— THE EXERCISE —
Copy out the lines that have "درجه" in them.

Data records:
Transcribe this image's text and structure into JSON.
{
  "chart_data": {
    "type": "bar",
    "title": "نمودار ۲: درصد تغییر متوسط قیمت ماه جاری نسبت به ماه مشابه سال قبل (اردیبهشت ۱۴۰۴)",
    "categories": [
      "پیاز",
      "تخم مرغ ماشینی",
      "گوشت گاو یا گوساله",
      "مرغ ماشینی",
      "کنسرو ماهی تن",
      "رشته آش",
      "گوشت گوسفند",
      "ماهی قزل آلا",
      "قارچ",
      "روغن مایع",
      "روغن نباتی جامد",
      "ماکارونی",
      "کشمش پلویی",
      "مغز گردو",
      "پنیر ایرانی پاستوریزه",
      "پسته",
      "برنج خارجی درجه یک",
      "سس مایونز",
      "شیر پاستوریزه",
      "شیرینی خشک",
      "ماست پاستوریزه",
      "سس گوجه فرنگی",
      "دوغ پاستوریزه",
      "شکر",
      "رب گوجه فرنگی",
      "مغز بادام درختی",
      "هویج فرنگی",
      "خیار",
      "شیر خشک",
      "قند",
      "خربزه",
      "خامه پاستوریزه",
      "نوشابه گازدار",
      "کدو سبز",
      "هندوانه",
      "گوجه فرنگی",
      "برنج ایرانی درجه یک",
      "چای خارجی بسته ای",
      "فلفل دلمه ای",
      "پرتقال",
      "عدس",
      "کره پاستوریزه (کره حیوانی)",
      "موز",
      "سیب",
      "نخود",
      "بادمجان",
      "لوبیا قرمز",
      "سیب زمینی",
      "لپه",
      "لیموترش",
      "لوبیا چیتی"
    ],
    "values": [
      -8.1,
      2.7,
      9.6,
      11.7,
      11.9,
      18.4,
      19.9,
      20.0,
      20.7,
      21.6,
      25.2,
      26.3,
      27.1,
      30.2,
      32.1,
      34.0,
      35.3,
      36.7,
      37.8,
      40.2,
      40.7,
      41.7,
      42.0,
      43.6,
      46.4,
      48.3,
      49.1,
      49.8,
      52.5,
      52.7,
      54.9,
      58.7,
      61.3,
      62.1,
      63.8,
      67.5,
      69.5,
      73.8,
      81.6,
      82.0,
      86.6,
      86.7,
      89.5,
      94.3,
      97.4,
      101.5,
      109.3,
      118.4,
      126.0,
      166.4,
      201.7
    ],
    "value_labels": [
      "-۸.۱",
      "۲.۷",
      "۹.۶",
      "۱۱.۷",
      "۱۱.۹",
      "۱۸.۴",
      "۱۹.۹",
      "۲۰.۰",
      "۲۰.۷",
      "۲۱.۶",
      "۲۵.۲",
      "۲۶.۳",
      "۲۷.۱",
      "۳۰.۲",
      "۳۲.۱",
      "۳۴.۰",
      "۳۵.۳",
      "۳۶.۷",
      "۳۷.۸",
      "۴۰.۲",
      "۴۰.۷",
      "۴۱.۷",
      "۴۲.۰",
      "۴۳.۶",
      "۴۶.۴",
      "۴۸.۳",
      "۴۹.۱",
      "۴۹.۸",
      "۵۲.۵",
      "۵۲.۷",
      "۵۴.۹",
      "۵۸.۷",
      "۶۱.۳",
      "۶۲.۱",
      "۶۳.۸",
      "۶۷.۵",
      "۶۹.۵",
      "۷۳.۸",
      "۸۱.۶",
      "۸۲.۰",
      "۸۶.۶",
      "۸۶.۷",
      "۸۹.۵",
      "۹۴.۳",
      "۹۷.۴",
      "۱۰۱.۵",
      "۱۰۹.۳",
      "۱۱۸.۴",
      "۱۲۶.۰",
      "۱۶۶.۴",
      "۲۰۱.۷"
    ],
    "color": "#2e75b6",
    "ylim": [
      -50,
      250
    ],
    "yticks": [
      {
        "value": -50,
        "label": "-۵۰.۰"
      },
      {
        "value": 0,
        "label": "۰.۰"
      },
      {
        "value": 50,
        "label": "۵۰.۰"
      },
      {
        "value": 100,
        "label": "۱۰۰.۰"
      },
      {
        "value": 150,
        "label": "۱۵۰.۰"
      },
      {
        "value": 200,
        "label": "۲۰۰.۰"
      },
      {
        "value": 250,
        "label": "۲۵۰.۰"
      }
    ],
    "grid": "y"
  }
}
...
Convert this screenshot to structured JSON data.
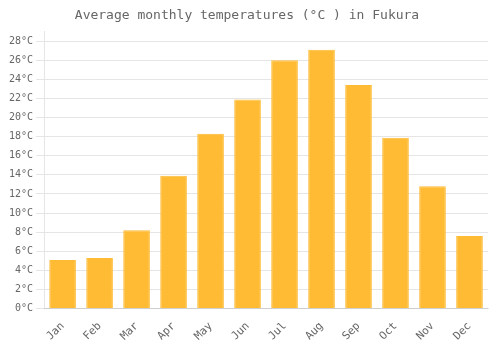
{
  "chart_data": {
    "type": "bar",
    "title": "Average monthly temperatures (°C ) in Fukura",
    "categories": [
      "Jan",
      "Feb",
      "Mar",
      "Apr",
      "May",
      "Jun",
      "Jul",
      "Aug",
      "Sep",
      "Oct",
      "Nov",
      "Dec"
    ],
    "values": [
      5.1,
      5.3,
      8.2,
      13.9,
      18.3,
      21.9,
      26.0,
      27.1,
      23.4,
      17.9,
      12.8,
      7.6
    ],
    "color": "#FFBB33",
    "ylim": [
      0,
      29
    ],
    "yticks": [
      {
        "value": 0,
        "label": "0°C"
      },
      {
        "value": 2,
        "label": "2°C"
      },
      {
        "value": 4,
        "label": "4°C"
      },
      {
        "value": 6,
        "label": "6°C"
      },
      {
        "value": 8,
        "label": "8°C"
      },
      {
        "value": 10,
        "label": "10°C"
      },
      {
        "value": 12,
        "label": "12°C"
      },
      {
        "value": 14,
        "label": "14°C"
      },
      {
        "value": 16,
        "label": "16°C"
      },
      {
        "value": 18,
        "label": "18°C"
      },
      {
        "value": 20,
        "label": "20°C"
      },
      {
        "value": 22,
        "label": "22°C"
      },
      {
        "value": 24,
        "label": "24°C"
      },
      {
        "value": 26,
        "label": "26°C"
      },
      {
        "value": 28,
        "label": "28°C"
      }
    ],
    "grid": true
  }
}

— FINAL RESULT —
      "برنج خارجی درجه یک",
      "برنج ایرانی درجه یک",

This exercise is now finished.